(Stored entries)
******

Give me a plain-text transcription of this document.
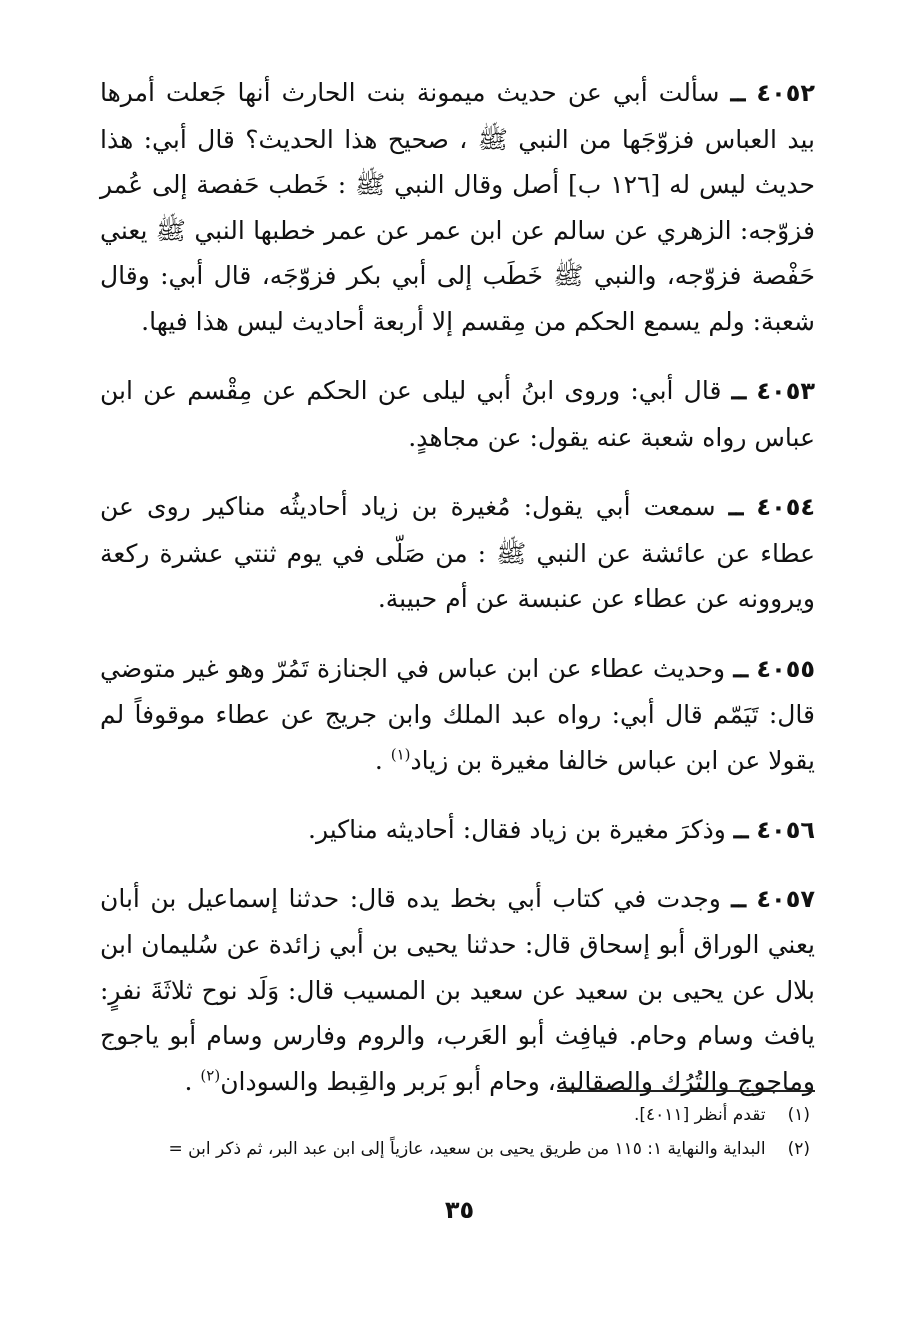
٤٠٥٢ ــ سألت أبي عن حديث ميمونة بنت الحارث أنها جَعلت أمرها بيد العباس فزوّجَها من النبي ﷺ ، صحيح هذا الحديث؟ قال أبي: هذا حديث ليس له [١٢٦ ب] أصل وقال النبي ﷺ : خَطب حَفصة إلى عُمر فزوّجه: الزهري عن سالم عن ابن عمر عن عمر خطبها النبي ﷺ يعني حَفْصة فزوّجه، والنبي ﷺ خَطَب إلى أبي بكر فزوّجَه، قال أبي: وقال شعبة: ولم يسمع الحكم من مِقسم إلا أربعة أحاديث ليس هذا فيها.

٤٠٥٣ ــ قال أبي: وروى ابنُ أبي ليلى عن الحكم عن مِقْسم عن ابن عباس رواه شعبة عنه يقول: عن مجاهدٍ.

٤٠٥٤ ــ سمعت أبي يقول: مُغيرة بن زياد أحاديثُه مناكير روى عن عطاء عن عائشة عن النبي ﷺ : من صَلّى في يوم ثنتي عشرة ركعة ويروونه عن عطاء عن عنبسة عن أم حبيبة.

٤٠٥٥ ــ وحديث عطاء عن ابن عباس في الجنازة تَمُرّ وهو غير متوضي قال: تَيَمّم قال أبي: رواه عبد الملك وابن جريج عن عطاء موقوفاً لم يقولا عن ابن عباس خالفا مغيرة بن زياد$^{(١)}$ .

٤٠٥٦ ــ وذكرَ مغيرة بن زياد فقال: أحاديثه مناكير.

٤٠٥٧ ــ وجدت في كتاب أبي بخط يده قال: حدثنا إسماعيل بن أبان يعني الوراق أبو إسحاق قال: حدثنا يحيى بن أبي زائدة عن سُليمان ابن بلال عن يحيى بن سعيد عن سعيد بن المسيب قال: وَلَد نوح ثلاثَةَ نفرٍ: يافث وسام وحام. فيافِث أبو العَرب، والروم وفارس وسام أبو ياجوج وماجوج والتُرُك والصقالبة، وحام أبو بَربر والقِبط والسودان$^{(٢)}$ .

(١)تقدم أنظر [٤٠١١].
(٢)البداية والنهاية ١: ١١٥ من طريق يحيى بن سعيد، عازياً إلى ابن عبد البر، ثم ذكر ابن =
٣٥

******

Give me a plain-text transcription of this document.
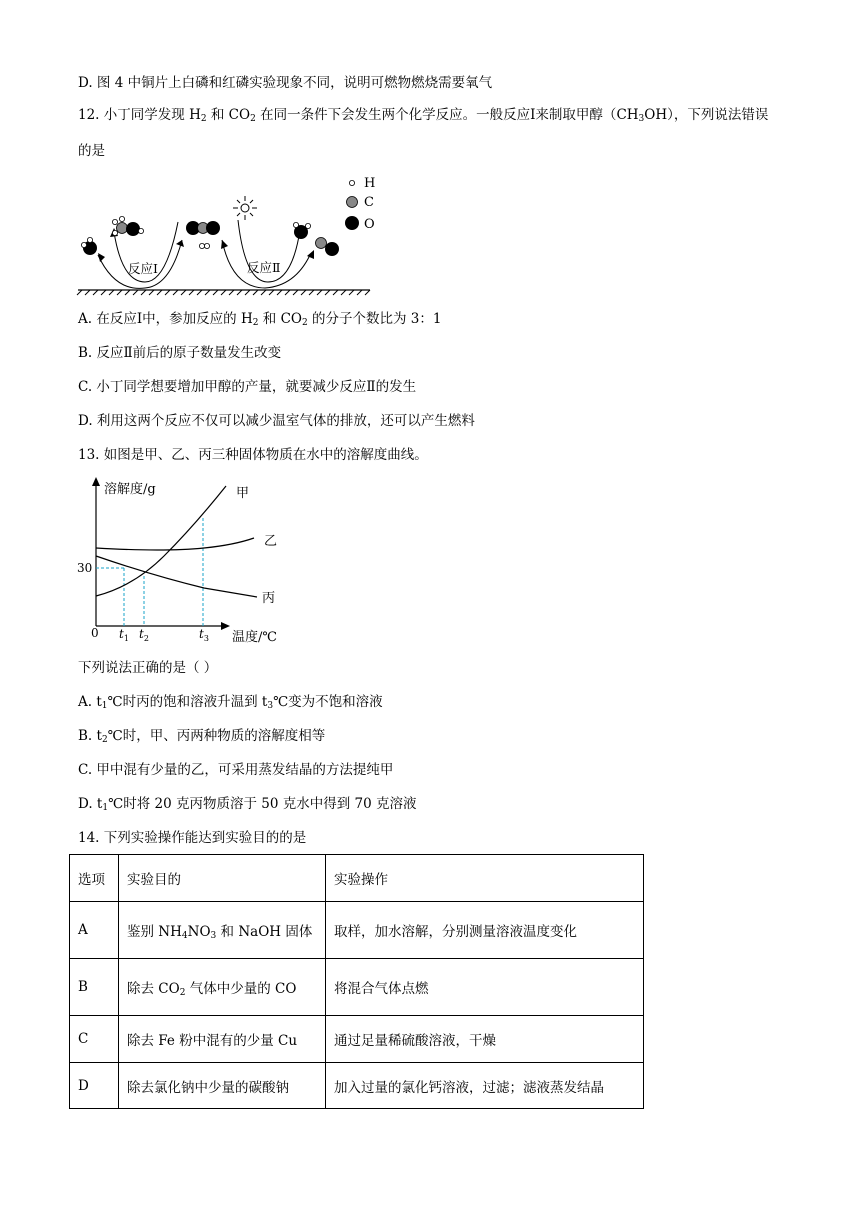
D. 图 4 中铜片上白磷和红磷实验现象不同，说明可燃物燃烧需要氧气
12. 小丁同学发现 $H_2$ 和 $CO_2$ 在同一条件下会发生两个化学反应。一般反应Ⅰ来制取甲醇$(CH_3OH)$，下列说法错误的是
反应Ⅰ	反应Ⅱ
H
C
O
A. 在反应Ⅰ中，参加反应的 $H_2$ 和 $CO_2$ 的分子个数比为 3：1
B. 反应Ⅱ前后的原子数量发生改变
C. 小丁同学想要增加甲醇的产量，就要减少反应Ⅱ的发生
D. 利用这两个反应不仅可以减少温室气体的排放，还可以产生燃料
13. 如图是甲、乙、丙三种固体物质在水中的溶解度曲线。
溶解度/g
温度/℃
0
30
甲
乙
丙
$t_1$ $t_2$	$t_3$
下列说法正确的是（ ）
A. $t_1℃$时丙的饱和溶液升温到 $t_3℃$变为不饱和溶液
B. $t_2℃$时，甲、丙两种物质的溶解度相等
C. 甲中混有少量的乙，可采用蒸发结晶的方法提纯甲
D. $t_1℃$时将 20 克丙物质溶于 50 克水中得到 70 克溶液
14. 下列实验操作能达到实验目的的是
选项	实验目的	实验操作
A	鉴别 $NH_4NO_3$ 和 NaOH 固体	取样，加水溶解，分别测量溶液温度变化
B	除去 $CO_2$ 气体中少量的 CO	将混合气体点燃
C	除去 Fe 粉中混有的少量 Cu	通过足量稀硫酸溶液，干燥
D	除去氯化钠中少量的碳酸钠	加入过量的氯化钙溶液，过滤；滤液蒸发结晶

******

Look for the word "رواه" and return every line where it occurs.

٤٠٥٣ ــ قال أبي: وروى ابنُ أبي ليلى عن الحكم عن مِقْسم عن ابن عباس رواه شعبة عنه يقول: عن مجاهدٍ.
٤٠٥٥ ــ وحديث عطاء عن ابن عباس في الجنازة تَمُرّ وهو غير متوضي قال: تَيَمّم قال أبي: رواه عبد الملك وابن جريج عن عطاء موقوفاً لم يقولا عن ابن عباس خالفا مغيرة بن زياد$^{(١)}$ .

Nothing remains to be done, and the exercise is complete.